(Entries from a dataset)
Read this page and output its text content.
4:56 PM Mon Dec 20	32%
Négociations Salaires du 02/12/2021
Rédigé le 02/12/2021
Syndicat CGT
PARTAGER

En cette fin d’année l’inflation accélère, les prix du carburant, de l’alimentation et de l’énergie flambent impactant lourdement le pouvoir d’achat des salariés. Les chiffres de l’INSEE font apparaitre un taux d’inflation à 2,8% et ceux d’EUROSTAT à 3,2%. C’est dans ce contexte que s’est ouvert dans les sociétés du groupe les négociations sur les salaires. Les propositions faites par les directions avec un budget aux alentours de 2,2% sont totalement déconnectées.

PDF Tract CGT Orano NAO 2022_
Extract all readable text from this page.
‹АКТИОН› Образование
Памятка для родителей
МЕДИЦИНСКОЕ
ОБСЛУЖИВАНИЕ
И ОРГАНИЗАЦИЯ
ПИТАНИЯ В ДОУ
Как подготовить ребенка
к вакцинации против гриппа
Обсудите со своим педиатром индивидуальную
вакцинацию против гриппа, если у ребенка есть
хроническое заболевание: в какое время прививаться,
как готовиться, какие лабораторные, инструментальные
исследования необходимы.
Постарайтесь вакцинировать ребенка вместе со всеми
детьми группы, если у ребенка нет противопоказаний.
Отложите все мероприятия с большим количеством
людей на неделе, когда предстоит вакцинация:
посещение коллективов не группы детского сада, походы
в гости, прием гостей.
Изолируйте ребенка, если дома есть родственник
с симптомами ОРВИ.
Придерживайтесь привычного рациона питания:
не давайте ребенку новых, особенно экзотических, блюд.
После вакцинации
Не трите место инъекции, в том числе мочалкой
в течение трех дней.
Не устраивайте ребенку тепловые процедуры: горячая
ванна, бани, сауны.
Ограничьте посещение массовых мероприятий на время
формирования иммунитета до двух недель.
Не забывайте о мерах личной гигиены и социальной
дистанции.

Instructions for the task:
Restate every line of the data word for word.

Expected answer:
Read this page and output its text content.
4:56 PM Mon Dec 20	32%
Négociations Salaires du 02/12/2021
Rédigé le 02/12/2021
Syndicat CGT
PARTAGER

En cette fin d’année l’inflation accélère, les prix du carburant, de l’alimentation et de l’énergie flambent impactant lourdement le pouvoir d’achat des salariés. Les chiffres de l’INSEE font apparaitre un taux d’inflation à 2,8% et ceux d’EUROSTAT à 3,2%. C’est dans ce contexte que s’est ouvert dans les sociétés du groupe les négociations sur les salaires. Les propositions faites par les directions avec un budget aux alentours de 2,2% sont totalement déconnectées.

PDF Tract CGT Orano NAO 2022_
Extract all readable text from this page.
‹АКТИОН› Образование
Памятка для родителей
МЕДИЦИНСКОЕ
ОБСЛУЖИВАНИЕ
И ОРГАНИЗАЦИЯ
ПИТАНИЯ В ДОУ
Как подготовить ребенка
к вакцинации против гриппа
Обсудите со своим педиатром индивидуальную
вакцинацию против гриппа, если у ребенка есть
хроническое заболевание: в какое время прививаться,
как готовиться, какие лабораторные, инструментальные
исследования необходимы.
Постарайтесь вакцинировать ребенка вместе со всеми
детьми группы, если у ребенка нет противопоказаний.
Отложите все мероприятия с большим количеством
людей на неделе, когда предстоит вакцинация:
посещение коллективов не группы детского сада, походы
в гости, прием гостей.
Изолируйте ребенка, если дома есть родственник
с симптомами ОРВИ.
Придерживайтесь привычного рациона питания:
не давайте ребенку новых, особенно экзотических, блюд.
После вакцинации
Не трите место инъекции, в том числе мочалкой
в течение трех дней.
Не устраивайте ребенку тепловые процедуры: горячая
ванна, бани, сауны.
Ограничьте посещение массовых мероприятий на время
формирования иммунитета до двух недель.
Не забывайте о мерах личной гигиены и социальной
дистанции.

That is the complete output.